Problem description =
Return all lines from the listing below in which the string "title" occurs.

Data entries =
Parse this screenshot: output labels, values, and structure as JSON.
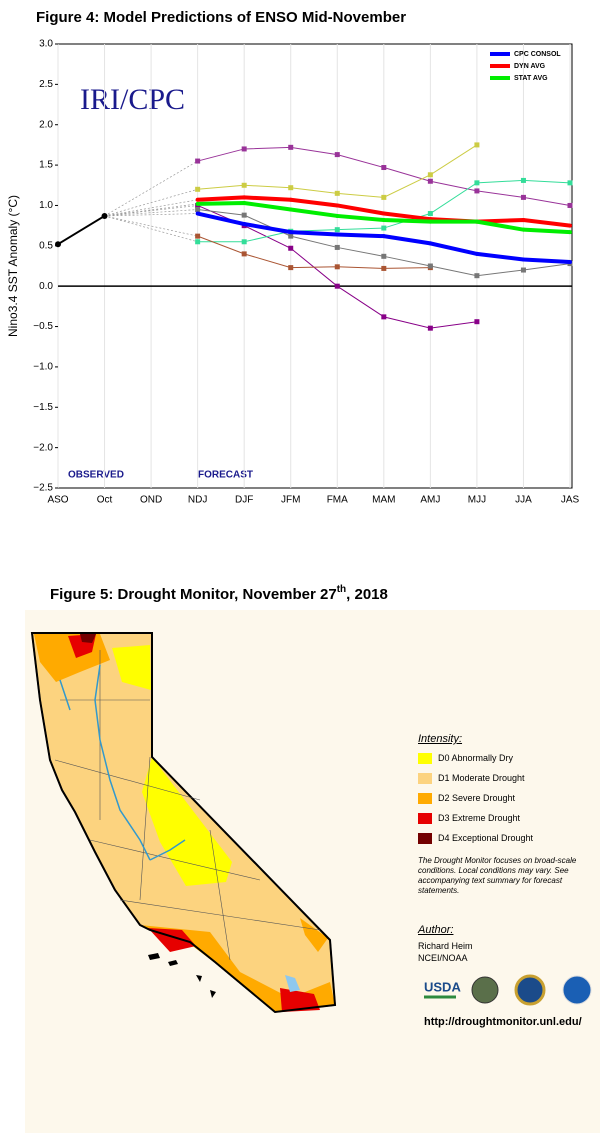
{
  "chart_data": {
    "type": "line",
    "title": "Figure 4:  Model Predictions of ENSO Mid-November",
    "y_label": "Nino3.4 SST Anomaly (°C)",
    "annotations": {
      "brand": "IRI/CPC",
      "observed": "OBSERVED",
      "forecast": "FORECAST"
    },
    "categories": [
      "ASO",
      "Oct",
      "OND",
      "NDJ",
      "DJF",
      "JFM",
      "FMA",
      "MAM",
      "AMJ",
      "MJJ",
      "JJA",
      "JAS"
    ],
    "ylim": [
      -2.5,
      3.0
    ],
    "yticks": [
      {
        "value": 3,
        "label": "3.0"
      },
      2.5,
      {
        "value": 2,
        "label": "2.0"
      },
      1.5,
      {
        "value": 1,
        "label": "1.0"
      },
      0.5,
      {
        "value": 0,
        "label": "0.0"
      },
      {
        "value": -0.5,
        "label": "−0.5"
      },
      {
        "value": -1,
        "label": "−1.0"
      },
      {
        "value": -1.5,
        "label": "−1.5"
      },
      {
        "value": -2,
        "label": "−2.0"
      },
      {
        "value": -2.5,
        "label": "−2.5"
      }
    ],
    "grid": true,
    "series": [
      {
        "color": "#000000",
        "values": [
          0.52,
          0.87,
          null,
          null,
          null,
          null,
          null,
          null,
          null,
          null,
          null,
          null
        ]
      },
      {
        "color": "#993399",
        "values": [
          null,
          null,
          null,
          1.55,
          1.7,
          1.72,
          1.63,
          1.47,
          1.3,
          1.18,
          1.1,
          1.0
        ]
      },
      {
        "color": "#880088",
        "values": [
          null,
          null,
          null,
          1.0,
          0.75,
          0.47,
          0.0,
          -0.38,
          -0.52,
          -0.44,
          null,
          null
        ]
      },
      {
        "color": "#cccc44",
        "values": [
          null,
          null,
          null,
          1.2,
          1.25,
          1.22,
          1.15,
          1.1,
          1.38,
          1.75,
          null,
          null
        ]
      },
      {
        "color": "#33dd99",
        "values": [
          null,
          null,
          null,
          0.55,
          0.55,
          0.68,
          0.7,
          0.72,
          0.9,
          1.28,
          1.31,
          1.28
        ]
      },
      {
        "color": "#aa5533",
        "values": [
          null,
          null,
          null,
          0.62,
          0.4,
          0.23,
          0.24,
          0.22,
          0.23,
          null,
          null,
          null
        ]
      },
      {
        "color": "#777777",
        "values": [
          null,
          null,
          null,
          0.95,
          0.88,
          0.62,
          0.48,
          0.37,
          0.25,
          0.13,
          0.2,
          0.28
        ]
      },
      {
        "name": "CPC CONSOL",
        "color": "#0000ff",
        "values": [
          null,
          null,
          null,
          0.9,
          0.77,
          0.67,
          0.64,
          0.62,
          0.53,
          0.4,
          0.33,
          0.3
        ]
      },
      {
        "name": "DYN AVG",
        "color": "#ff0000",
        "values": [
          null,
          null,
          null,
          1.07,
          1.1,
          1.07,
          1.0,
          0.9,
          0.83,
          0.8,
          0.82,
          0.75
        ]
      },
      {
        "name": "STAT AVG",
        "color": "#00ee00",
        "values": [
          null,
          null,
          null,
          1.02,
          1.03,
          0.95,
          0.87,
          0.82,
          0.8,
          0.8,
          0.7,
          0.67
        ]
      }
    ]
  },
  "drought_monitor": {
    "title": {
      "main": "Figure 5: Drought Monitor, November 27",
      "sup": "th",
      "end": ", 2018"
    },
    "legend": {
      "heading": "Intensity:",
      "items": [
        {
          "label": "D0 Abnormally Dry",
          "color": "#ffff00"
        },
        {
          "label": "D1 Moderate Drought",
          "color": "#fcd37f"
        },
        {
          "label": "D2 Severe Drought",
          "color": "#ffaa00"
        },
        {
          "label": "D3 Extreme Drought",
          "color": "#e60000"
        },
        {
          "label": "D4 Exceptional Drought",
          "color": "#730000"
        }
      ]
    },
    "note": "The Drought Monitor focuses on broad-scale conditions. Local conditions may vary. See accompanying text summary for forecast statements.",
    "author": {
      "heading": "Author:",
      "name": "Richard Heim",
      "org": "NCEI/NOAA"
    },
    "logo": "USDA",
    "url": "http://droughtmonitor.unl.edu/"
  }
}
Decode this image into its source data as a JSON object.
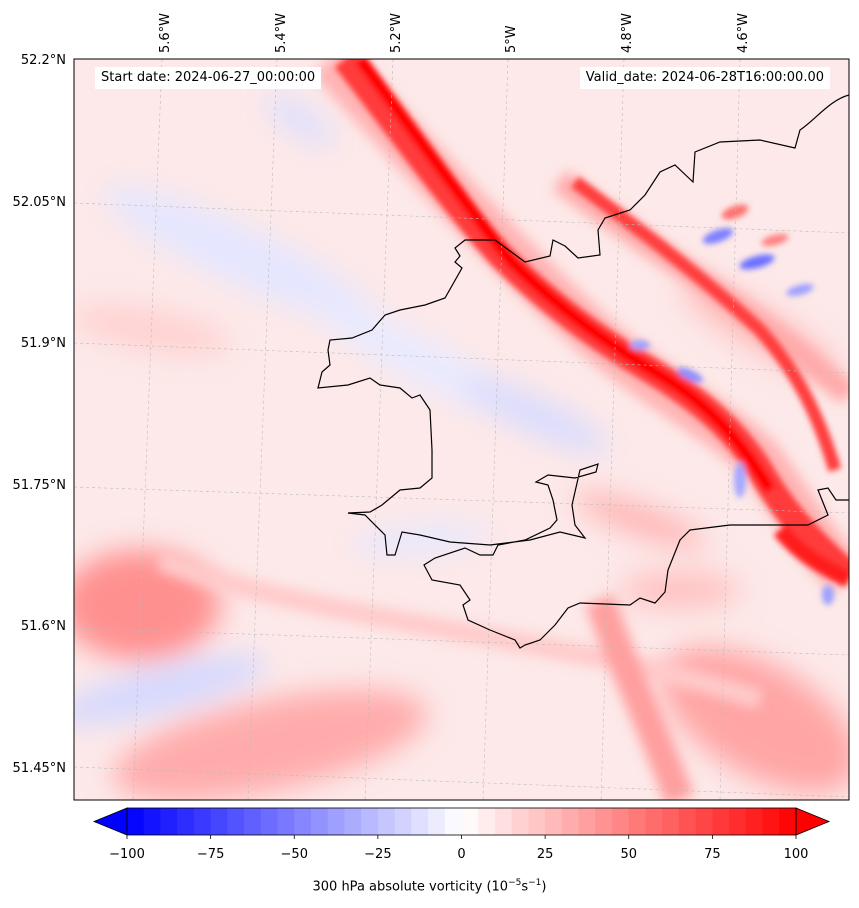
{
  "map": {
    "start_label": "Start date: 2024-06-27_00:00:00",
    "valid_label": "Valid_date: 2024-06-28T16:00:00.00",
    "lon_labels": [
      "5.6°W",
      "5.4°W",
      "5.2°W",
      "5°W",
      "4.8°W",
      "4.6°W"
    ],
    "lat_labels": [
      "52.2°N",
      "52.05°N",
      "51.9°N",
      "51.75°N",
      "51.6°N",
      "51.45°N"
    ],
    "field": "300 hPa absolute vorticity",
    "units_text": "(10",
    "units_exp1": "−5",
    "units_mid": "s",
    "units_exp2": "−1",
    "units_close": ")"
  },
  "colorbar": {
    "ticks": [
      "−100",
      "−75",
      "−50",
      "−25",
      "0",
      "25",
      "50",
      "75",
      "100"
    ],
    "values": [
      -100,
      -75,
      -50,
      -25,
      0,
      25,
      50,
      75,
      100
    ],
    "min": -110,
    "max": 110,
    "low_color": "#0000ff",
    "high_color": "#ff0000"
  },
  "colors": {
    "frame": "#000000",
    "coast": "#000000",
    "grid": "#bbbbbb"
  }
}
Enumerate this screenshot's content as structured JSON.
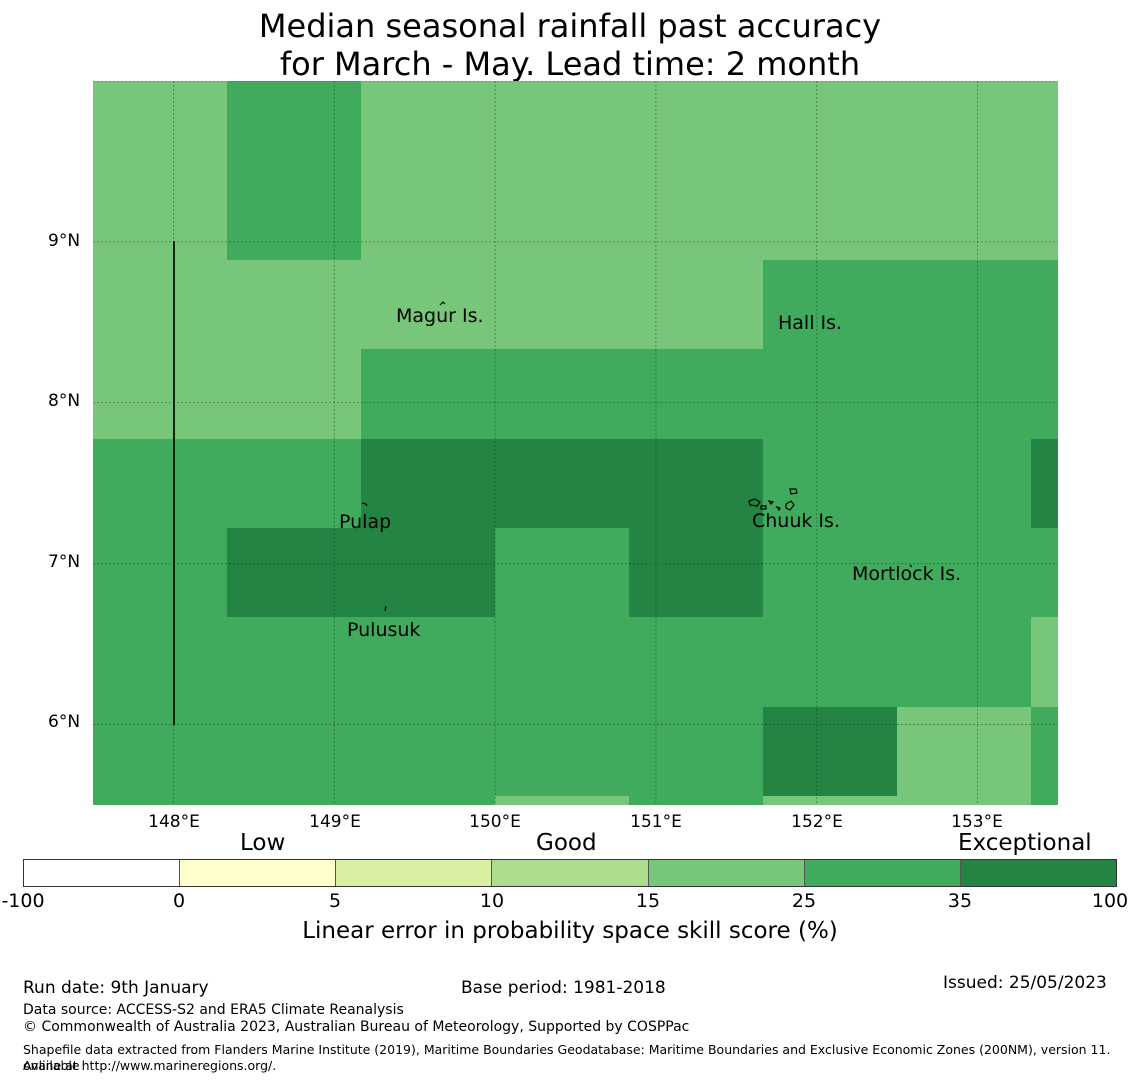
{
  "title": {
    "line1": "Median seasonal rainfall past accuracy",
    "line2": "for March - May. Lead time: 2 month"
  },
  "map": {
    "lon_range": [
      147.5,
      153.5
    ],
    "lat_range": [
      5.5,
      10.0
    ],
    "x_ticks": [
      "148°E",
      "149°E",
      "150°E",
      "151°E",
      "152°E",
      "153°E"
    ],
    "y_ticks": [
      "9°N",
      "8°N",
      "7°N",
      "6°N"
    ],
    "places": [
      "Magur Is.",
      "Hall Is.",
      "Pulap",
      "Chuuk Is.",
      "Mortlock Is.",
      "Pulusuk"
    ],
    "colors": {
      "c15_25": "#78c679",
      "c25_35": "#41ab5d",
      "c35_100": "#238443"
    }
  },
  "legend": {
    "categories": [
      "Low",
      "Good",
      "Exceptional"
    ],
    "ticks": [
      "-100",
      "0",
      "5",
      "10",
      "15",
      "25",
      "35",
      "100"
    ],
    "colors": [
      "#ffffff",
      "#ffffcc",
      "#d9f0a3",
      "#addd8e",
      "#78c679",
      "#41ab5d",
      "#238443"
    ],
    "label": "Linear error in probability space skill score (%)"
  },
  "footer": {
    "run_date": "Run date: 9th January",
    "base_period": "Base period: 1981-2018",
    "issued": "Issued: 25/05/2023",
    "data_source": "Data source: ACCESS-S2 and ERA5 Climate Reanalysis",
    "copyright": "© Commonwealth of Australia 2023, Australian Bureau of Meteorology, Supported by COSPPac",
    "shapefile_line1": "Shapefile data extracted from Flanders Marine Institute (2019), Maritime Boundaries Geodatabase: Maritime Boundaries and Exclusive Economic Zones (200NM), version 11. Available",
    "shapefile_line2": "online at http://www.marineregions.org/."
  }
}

Task output =
    "title": "Figure 4:  Model Predictions of ENSO Mid-November",
    "title": {
  "title": {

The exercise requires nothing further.